■ **Task statement**
Output every record word for word.

■ **Data items**
***

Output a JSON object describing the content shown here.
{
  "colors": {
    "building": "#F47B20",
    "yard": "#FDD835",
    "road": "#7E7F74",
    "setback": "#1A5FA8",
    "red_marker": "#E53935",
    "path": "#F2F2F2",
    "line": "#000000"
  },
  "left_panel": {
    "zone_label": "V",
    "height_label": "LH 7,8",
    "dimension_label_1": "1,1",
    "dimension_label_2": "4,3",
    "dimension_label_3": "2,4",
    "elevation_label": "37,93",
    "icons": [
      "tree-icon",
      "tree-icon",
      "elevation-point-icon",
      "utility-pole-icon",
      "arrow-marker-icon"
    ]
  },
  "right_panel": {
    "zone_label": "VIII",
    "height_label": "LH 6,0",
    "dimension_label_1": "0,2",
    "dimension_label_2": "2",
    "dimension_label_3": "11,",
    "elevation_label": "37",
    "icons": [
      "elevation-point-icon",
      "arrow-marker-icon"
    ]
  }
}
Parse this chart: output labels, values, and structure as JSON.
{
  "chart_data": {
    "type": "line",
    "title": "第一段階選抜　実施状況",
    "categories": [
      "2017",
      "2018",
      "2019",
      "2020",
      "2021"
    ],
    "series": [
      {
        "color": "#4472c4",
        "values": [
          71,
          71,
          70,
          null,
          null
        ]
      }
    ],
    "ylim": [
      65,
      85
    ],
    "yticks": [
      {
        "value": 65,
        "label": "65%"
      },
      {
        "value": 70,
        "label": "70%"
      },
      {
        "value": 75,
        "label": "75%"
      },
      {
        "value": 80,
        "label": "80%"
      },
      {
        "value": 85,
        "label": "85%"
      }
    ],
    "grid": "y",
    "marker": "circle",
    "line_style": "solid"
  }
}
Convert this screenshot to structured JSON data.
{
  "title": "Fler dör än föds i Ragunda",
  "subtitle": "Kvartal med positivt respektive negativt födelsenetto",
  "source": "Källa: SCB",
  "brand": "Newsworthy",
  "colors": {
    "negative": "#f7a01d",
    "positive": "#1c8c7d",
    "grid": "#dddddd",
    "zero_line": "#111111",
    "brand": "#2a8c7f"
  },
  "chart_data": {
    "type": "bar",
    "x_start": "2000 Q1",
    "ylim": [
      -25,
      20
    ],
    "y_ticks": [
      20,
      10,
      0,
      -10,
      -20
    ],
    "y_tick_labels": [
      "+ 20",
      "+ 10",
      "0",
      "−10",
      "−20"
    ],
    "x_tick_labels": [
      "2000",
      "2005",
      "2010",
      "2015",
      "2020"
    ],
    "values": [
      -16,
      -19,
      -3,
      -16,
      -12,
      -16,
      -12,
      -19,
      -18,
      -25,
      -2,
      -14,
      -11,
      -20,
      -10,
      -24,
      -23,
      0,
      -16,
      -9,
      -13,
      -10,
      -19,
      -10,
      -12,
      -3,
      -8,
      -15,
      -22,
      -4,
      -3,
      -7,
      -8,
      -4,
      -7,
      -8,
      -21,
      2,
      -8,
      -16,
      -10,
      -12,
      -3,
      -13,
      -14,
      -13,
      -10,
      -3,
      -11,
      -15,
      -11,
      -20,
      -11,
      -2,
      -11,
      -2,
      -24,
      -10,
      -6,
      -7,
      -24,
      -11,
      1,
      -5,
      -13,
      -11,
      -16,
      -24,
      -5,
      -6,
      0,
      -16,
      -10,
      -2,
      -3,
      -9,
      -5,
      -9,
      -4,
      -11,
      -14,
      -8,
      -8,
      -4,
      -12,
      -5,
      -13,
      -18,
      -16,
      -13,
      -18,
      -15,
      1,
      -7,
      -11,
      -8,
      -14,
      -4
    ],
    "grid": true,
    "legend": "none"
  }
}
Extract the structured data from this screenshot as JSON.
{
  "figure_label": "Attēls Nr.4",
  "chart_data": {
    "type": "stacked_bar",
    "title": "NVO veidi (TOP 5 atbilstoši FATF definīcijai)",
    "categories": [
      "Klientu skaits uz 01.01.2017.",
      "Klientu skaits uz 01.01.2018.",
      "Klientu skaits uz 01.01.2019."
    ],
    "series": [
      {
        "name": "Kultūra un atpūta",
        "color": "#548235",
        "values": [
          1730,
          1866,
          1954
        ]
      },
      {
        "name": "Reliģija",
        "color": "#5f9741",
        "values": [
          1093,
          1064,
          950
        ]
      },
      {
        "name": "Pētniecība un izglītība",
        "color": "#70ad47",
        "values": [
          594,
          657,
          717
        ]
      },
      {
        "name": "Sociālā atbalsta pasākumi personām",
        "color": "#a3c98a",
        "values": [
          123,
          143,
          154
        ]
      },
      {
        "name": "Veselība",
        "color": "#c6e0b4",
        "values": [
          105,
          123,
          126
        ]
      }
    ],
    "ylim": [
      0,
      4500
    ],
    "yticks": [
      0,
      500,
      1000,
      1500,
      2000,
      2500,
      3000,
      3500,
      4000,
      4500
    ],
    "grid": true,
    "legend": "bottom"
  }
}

***

■ **Solution for this task**
Output a JSON object describing the content shown here.
{
  "colors": {
    "building": "#F47B20",
    "yard": "#FDD835",
    "road": "#7E7F74",
    "setback": "#1A5FA8",
    "red_marker": "#E53935",
    "path": "#F2F2F2",
    "line": "#000000"
  },
  "left_panel": {
    "zone_label": "V",
    "height_label": "LH 7,8",
    "dimension_label_1": "1,1",
    "dimension_label_2": "4,3",
    "dimension_label_3": "2,4",
    "elevation_label": "37,93",
    "icons": [
      "tree-icon",
      "tree-icon",
      "elevation-point-icon",
      "utility-pole-icon",
      "arrow-marker-icon"
    ]
  },
  "right_panel": {
    "zone_label": "VIII",
    "height_label": "LH 6,0",
    "dimension_label_1": "0,2",
    "dimension_label_2": "2",
    "dimension_label_3": "11,",
    "elevation_label": "37",
    "icons": [
      "elevation-point-icon",
      "arrow-marker-icon"
    ]
  }
}
Parse this chart: output labels, values, and structure as JSON.
{
  "chart_data": {
    "type": "line",
    "title": "第一段階選抜　実施状況",
    "categories": [
      "2017",
      "2018",
      "2019",
      "2020",
      "2021"
    ],
    "series": [
      {
        "color": "#4472c4",
        "values": [
          71,
          71,
          70,
          null,
          null
        ]
      }
    ],
    "ylim": [
      65,
      85
    ],
    "yticks": [
      {
        "value": 65,
        "label": "65%"
      },
      {
        "value": 70,
        "label": "70%"
      },
      {
        "value": 75,
        "label": "75%"
      },
      {
        "value": 80,
        "label": "80%"
      },
      {
        "value": 85,
        "label": "85%"
      }
    ],
    "grid": "y",
    "marker": "circle",
    "line_style": "solid"
  }
}
Convert this screenshot to structured JSON data.
{
  "title": "Fler dör än föds i Ragunda",
  "subtitle": "Kvartal med positivt respektive negativt födelsenetto",
  "source": "Källa: SCB",
  "brand": "Newsworthy",
  "colors": {
    "negative": "#f7a01d",
    "positive": "#1c8c7d",
    "grid": "#dddddd",
    "zero_line": "#111111",
    "brand": "#2a8c7f"
  },
  "chart_data": {
    "type": "bar",
    "x_start": "2000 Q1",
    "ylim": [
      -25,
      20
    ],
    "y_ticks": [
      20,
      10,
      0,
      -10,
      -20
    ],
    "y_tick_labels": [
      "+ 20",
      "+ 10",
      "0",
      "−10",
      "−20"
    ],
    "x_tick_labels": [
      "2000",
      "2005",
      "2010",
      "2015",
      "2020"
    ],
    "values": [
      -16,
      -19,
      -3,
      -16,
      -12,
      -16,
      -12,
      -19,
      -18,
      -25,
      -2,
      -14,
      -11,
      -20,
      -10,
      -24,
      -23,
      0,
      -16,
      -9,
      -13,
      -10,
      -19,
      -10,
      -12,
      -3,
      -8,
      -15,
      -22,
      -4,
      -3,
      -7,
      -8,
      -4,
      -7,
      -8,
      -21,
      2,
      -8,
      -16,
      -10,
      -12,
      -3,
      -13,
      -14,
      -13,
      -10,
      -3,
      -11,
      -15,
      -11,
      -20,
      -11,
      -2,
      -11,
      -2,
      -24,
      -10,
      -6,
      -7,
      -24,
      -11,
      1,
      -5,
      -13,
      -11,
      -16,
      -24,
      -5,
      -6,
      0,
      -16,
      -10,
      -2,
      -3,
      -9,
      -5,
      -9,
      -4,
      -11,
      -14,
      -8,
      -8,
      -4,
      -12,
      -5,
      -13,
      -18,
      -16,
      -13,
      -18,
      -15,
      1,
      -7,
      -11,
      -8,
      -14,
      -4
    ],
    "grid": true,
    "legend": "none"
  }
}
Extract the structured data from this screenshot as JSON.
{
  "figure_label": "Attēls Nr.4",
  "chart_data": {
    "type": "stacked_bar",
    "title": "NVO veidi (TOP 5 atbilstoši FATF definīcijai)",
    "categories": [
      "Klientu skaits uz 01.01.2017.",
      "Klientu skaits uz 01.01.2018.",
      "Klientu skaits uz 01.01.2019."
    ],
    "series": [
      {
        "name": "Kultūra un atpūta",
        "color": "#548235",
        "values": [
          1730,
          1866,
          1954
        ]
      },
      {
        "name": "Reliģija",
        "color": "#5f9741",
        "values": [
          1093,
          1064,
          950
        ]
      },
      {
        "name": "Pētniecība un izglītība",
        "color": "#70ad47",
        "values": [
          594,
          657,
          717
        ]
      },
      {
        "name": "Sociālā atbalsta pasākumi personām",
        "color": "#a3c98a",
        "values": [
          123,
          143,
          154
        ]
      },
      {
        "name": "Veselība",
        "color": "#c6e0b4",
        "values": [
          105,
          123,
          126
        ]
      }
    ],
    "ylim": [
      0,
      4500
    ],
    "yticks": [
      0,
      500,
      1000,
      1500,
      2000,
      2500,
      3000,
      3500,
      4000,
      4500
    ],
    "grid": true,
    "legend": "bottom"
  }
}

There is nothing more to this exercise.